Each line below should be retyped exactly, with no pictures.

» DATA IN THIS EXERCISE
++++

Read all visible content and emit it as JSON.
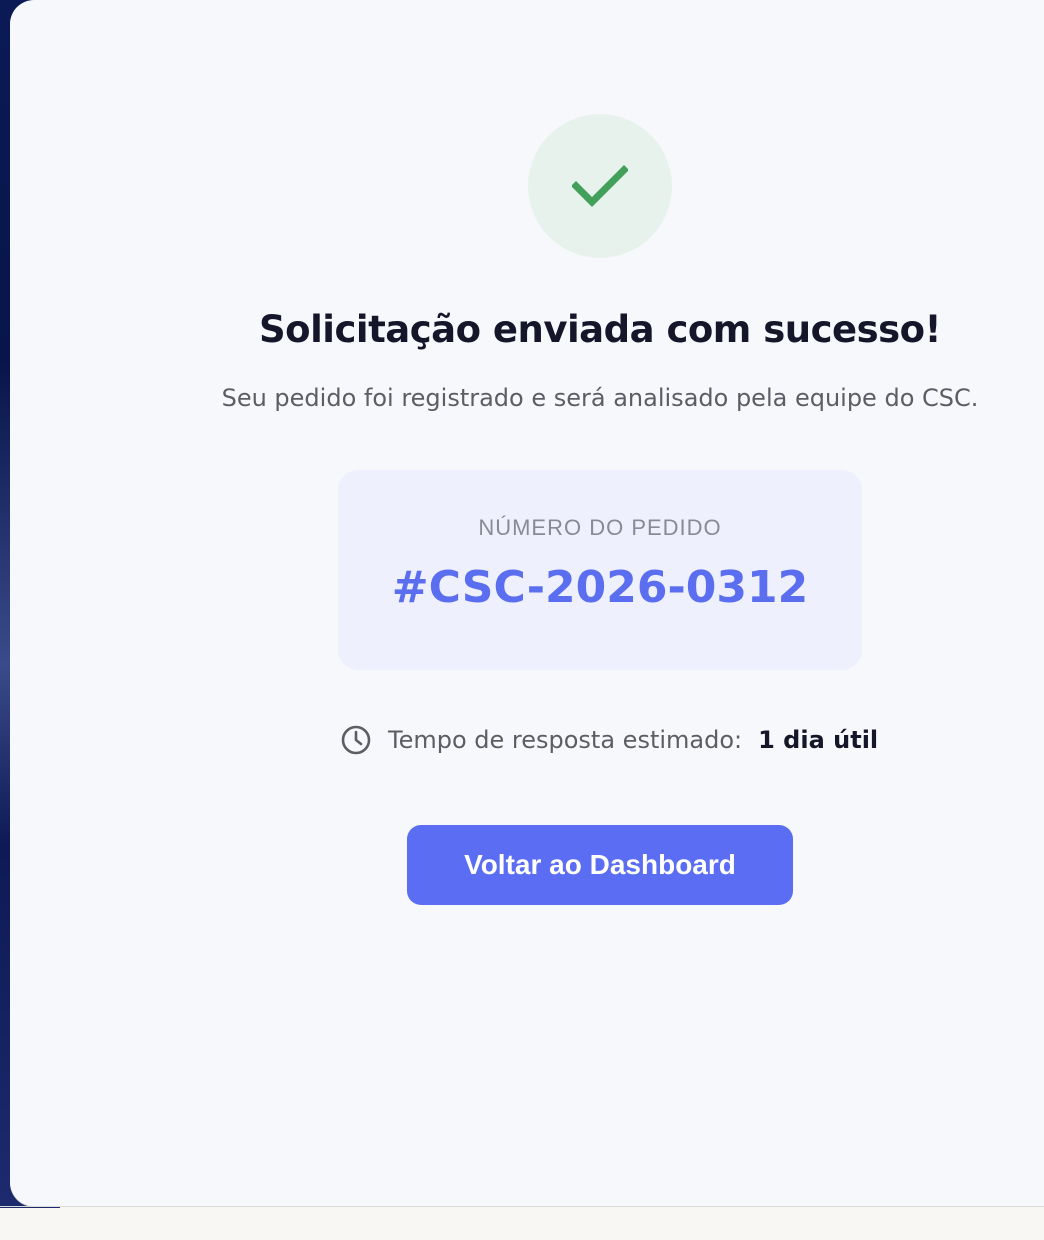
{
  "success": {
    "icon": "check-icon",
    "title": "Solicitação enviada com sucesso!",
    "message": "Seu pedido foi registrado e será analisado pela equipe do CSC."
  },
  "order": {
    "label": "NÚMERO DO PEDIDO",
    "number": "#CSC-2026-0312"
  },
  "eta": {
    "icon": "clock-icon",
    "label": "Tempo de resposta estimado:",
    "value": "1 dia útil"
  },
  "actions": {
    "back_label": "Voltar ao Dashboard"
  },
  "colors": {
    "accent": "#5b6ef3",
    "success": "#43a05a",
    "success_bg": "#e8f2ec",
    "card_bg": "#eef1fd"
  }
}
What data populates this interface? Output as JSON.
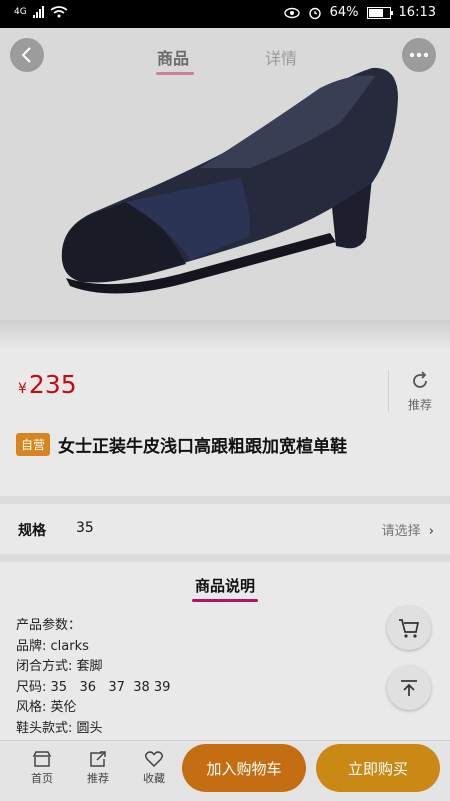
{
  "status_bar": {
    "network": "4G",
    "battery": "64%",
    "battery_level": 0.64,
    "time": "16:13"
  },
  "header": {
    "tabs": [
      {
        "label": "商品",
        "active": true
      },
      {
        "label": "详情",
        "active": false
      }
    ],
    "back_icon": "back-icon",
    "more_icon": "more-icon"
  },
  "product": {
    "currency": "¥",
    "price": "235",
    "badge": "自营",
    "title": "女士正装牛皮浅口高跟粗跟加宽楦单鞋",
    "recommend_label": "推荐"
  },
  "spec": {
    "label": "规格",
    "value": "35",
    "select_label": "请选择"
  },
  "description": {
    "tab_label": "商品说明",
    "params": [
      "产品参数：",
      "品牌: clarks",
      "闭合方式: 套脚",
      "尺码: 35   36   37  38 39",
      "风格: 英伦",
      "鞋头款式: 圆头"
    ]
  },
  "bottom_bar": {
    "home_label": "首页",
    "share_label": "推荐",
    "favorite_label": "收藏",
    "add_to_cart": "加入购物车",
    "buy_now": "立即购买"
  },
  "colors": {
    "price": "#c30d0d",
    "badge": "#d9851f",
    "cart_button": "#c56d12",
    "buy_button": "#c98914",
    "tab_accent": "#b0126f"
  }
}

++++

» RESULT
Read all visible content and emit it as JSON.
{
  "success": {
    "icon": "check-icon",
    "title": "Solicitação enviada com sucesso!",
    "message": "Seu pedido foi registrado e será analisado pela equipe do CSC."
  },
  "order": {
    "label": "NÚMERO DO PEDIDO",
    "number": "#CSC-2026-0312"
  },
  "eta": {
    "icon": "clock-icon",
    "label": "Tempo de resposta estimado:",
    "value": "1 dia útil"
  },
  "actions": {
    "back_label": "Voltar ao Dashboard"
  },
  "colors": {
    "accent": "#5b6ef3",
    "success": "#43a05a",
    "success_bg": "#e8f2ec",
    "card_bg": "#eef1fd"
  }
}
What data populates this interface? Output as JSON.
{
  "status_bar": {
    "network": "4G",
    "battery": "64%",
    "battery_level": 0.64,
    "time": "16:13"
  },
  "header": {
    "tabs": [
      {
        "label": "商品",
        "active": true
      },
      {
        "label": "详情",
        "active": false
      }
    ],
    "back_icon": "back-icon",
    "more_icon": "more-icon"
  },
  "product": {
    "currency": "¥",
    "price": "235",
    "badge": "自营",
    "title": "女士正装牛皮浅口高跟粗跟加宽楦单鞋",
    "recommend_label": "推荐"
  },
  "spec": {
    "label": "规格",
    "value": "35",
    "select_label": "请选择"
  },
  "description": {
    "tab_label": "商品说明",
    "params": [
      "产品参数：",
      "品牌: clarks",
      "闭合方式: 套脚",
      "尺码: 35   36   37  38 39",
      "风格: 英伦",
      "鞋头款式: 圆头"
    ]
  },
  "bottom_bar": {
    "home_label": "首页",
    "share_label": "推荐",
    "favorite_label": "收藏",
    "add_to_cart": "加入购物车",
    "buy_now": "立即购买"
  },
  "colors": {
    "price": "#c30d0d",
    "badge": "#d9851f",
    "cart_button": "#c56d12",
    "buy_button": "#c98914",
    "tab_accent": "#b0126f"
  }
}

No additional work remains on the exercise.